> [EXERCISE OBJECTIVE]: Scan the entries for the string "degré" and give the number of lines that have it, nothing further.
╭──
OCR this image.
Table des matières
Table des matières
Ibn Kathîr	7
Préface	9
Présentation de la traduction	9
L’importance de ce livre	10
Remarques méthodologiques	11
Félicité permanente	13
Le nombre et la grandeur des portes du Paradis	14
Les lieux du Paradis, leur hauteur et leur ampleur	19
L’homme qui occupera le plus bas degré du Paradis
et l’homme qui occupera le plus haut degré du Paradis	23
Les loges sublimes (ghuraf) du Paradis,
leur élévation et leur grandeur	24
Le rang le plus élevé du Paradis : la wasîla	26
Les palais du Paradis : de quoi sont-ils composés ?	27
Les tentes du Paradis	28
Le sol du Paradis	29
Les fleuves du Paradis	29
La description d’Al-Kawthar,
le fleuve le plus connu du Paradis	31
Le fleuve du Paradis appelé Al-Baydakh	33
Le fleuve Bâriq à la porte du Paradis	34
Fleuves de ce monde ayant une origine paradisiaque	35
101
╰──
> [COMPLETED EXERCISE]: 2